→ Task
Gather all lines with "macro" from the records.
[Extracted data start]
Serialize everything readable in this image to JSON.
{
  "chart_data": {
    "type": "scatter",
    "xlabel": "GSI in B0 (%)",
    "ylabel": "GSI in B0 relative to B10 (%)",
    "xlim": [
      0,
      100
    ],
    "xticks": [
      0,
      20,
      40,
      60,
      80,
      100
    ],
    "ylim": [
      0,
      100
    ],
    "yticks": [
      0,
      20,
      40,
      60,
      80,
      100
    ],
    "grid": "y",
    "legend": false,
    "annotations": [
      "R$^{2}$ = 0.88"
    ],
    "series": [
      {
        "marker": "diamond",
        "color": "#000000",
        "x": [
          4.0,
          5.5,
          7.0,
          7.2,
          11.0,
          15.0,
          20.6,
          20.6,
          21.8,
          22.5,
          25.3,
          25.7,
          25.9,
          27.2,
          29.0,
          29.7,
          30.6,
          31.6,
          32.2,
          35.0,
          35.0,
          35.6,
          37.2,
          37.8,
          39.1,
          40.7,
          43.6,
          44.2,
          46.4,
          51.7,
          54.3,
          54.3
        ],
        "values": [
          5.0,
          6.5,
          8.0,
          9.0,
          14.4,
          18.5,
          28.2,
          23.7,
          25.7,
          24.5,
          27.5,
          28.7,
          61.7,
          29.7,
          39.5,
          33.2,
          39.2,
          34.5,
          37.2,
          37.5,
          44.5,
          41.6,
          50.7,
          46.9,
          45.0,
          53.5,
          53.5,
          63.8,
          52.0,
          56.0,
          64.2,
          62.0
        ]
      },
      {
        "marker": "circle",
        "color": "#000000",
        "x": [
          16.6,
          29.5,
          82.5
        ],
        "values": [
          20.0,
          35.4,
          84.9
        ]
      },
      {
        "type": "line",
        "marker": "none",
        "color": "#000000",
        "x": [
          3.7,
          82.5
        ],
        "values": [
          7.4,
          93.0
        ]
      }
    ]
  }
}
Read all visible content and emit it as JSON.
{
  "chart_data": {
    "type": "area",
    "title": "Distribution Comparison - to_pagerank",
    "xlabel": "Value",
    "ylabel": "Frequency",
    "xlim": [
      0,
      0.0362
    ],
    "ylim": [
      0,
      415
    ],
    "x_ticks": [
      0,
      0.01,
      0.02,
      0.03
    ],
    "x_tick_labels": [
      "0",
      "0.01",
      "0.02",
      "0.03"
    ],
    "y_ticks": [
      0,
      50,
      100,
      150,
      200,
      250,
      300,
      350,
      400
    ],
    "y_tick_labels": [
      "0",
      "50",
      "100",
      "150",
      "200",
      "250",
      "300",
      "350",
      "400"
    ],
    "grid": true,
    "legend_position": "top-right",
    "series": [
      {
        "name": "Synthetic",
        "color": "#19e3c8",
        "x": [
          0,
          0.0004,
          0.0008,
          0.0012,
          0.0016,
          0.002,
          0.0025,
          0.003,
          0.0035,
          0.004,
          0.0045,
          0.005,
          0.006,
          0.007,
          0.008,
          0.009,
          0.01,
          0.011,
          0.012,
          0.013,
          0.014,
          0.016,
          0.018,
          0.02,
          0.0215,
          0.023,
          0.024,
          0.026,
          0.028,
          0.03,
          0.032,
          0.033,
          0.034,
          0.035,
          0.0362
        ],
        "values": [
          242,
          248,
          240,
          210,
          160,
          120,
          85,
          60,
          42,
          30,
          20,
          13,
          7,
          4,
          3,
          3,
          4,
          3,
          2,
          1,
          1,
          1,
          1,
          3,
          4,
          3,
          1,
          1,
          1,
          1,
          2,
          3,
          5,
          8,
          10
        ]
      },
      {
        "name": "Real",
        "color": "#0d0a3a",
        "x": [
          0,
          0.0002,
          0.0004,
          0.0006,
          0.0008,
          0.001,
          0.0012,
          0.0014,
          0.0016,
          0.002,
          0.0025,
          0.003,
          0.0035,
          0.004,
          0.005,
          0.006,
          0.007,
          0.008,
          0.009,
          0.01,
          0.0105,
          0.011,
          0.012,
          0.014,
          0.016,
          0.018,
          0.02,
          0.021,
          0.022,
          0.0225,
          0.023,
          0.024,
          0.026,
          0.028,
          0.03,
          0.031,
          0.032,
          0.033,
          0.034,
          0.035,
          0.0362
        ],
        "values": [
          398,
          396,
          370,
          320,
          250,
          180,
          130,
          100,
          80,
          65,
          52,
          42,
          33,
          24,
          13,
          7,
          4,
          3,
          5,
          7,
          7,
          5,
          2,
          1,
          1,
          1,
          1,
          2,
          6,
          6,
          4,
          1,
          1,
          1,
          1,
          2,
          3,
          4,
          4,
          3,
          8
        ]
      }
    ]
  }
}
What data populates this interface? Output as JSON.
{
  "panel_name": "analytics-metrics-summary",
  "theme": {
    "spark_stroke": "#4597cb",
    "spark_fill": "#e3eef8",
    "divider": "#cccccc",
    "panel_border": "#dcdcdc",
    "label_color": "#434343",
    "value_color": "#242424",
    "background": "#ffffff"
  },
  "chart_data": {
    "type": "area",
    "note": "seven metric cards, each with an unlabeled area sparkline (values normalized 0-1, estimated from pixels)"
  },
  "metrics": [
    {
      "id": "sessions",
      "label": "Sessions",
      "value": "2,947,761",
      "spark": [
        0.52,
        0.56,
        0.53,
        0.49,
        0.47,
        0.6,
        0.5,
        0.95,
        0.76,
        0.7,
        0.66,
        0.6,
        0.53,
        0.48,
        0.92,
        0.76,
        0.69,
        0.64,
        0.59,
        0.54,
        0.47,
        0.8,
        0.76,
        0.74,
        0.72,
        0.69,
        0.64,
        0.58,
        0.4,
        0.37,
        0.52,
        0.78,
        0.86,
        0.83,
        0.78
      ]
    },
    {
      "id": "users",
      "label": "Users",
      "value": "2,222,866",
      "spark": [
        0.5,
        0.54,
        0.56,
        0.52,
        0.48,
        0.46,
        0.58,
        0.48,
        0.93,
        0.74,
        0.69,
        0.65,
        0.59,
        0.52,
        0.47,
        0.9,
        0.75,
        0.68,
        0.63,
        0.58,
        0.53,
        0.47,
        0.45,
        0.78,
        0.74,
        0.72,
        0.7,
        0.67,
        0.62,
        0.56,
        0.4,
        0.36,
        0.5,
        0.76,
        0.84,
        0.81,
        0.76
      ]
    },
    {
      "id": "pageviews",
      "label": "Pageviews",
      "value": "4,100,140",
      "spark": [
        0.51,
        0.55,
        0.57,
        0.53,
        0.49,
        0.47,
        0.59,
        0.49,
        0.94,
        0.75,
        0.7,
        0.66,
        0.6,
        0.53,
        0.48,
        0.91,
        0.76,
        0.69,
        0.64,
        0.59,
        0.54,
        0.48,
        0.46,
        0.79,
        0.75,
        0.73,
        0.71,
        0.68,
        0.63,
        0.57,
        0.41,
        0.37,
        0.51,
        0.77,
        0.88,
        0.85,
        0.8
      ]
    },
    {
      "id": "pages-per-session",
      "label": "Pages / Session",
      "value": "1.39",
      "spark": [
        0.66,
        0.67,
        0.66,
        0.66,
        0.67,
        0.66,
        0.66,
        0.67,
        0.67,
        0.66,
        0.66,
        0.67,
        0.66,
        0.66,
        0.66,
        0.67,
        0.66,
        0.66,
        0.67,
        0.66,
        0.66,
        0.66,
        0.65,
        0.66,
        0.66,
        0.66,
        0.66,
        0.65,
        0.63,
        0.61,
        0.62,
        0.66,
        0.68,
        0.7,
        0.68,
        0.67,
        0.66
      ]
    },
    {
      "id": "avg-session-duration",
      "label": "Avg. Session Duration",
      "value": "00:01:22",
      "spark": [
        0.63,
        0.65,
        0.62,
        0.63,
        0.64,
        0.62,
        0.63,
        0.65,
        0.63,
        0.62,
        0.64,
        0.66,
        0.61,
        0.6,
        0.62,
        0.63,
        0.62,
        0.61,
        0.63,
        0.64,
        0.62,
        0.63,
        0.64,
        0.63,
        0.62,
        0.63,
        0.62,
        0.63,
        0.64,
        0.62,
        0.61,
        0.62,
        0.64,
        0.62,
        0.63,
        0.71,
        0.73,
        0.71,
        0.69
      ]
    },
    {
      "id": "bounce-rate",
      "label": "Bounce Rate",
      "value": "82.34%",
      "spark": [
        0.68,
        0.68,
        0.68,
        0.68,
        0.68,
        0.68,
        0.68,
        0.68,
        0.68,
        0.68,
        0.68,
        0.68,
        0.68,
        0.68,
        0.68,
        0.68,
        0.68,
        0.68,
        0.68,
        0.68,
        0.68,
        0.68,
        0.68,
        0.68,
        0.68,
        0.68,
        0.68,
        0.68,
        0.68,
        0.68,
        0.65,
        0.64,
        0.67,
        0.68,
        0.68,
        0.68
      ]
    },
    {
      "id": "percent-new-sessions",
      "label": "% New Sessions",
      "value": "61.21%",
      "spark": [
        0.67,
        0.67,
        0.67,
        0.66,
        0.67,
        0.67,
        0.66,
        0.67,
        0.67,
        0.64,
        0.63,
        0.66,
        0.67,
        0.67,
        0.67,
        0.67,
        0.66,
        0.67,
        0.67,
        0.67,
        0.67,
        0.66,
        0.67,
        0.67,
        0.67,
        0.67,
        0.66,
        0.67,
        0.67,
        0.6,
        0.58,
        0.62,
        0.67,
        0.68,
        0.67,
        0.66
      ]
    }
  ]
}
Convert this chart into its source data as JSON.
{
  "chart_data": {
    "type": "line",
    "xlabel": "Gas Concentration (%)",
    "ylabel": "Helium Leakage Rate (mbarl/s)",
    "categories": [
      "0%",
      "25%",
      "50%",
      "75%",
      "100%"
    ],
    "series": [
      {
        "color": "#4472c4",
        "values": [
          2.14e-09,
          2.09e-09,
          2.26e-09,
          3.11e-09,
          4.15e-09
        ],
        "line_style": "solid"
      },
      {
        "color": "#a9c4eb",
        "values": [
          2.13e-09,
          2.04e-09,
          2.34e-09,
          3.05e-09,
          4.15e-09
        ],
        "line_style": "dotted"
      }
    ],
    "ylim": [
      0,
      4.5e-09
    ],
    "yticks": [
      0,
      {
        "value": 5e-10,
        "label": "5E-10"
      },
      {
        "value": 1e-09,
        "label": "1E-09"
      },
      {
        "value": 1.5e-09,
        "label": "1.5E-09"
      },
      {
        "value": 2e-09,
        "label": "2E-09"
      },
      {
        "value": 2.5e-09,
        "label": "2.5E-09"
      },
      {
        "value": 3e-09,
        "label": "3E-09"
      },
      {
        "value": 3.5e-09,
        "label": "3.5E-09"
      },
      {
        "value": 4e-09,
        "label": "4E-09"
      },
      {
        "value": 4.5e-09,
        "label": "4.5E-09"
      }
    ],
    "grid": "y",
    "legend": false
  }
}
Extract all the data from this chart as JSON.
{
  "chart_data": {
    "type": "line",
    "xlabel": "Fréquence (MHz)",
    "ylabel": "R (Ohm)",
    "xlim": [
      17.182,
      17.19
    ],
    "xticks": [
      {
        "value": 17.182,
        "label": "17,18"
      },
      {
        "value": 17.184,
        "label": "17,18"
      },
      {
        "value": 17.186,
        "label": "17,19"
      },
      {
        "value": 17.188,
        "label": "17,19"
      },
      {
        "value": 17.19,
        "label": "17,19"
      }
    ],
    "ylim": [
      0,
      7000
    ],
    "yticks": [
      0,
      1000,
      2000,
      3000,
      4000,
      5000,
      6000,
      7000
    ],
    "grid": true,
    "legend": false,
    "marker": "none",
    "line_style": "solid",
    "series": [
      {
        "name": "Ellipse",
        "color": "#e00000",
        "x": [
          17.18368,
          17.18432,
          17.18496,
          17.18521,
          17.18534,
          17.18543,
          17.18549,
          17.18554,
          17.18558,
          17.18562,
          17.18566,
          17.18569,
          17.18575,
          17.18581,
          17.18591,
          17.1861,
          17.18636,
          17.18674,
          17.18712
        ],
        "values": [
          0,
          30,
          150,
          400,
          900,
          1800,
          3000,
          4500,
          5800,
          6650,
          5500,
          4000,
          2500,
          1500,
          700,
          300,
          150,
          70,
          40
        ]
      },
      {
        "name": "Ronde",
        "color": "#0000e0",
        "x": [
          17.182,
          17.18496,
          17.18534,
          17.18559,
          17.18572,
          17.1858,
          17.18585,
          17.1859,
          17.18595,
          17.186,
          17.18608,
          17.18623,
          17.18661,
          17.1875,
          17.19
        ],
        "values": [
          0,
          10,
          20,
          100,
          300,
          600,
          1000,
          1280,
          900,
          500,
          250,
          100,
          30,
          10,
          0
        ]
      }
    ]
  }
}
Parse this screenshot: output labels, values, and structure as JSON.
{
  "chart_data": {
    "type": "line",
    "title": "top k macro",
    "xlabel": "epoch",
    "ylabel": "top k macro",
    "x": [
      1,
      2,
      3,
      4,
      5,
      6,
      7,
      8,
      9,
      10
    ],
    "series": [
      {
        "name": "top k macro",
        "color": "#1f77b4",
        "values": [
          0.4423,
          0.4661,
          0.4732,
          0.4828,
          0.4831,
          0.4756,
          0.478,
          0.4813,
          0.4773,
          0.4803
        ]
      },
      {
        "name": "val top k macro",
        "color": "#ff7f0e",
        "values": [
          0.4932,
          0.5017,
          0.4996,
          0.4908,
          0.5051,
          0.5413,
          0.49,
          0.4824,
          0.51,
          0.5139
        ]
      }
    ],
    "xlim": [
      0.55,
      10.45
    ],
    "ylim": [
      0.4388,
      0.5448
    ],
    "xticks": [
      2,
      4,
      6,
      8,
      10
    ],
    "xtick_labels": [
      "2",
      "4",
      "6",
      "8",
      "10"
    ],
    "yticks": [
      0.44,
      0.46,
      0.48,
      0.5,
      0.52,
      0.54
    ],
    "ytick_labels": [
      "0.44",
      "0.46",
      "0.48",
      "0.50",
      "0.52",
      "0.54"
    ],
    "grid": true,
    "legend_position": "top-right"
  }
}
[Extracted data end]
→ Exercise result
    "title": "top k macro",
    "ylabel": "top k macro",
        "name": "top k macro",
        "name": "val top k macro",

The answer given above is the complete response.